= Aim =
Restate all of the data exactly.

= Extracted records =
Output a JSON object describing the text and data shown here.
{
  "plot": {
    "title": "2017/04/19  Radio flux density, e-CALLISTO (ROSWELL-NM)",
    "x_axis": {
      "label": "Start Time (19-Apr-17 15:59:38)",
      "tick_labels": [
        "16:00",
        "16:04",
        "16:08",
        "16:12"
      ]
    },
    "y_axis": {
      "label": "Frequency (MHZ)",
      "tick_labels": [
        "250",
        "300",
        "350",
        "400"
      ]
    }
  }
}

= Task solution =
Output a JSON object describing the text and data shown here.
{
  "plot": {
    "title": "2017/04/19  Radio flux density, e-CALLISTO (ROSWELL-NM)",
    "x_axis": {
      "label": "Start Time (19-Apr-17 15:59:38)",
      "tick_labels": [
        "16:00",
        "16:04",
        "16:08",
        "16:12"
      ]
    },
    "y_axis": {
      "label": "Frequency (MHZ)",
      "tick_labels": [
        "250",
        "300",
        "350",
        "400"
      ]
    }
  }
}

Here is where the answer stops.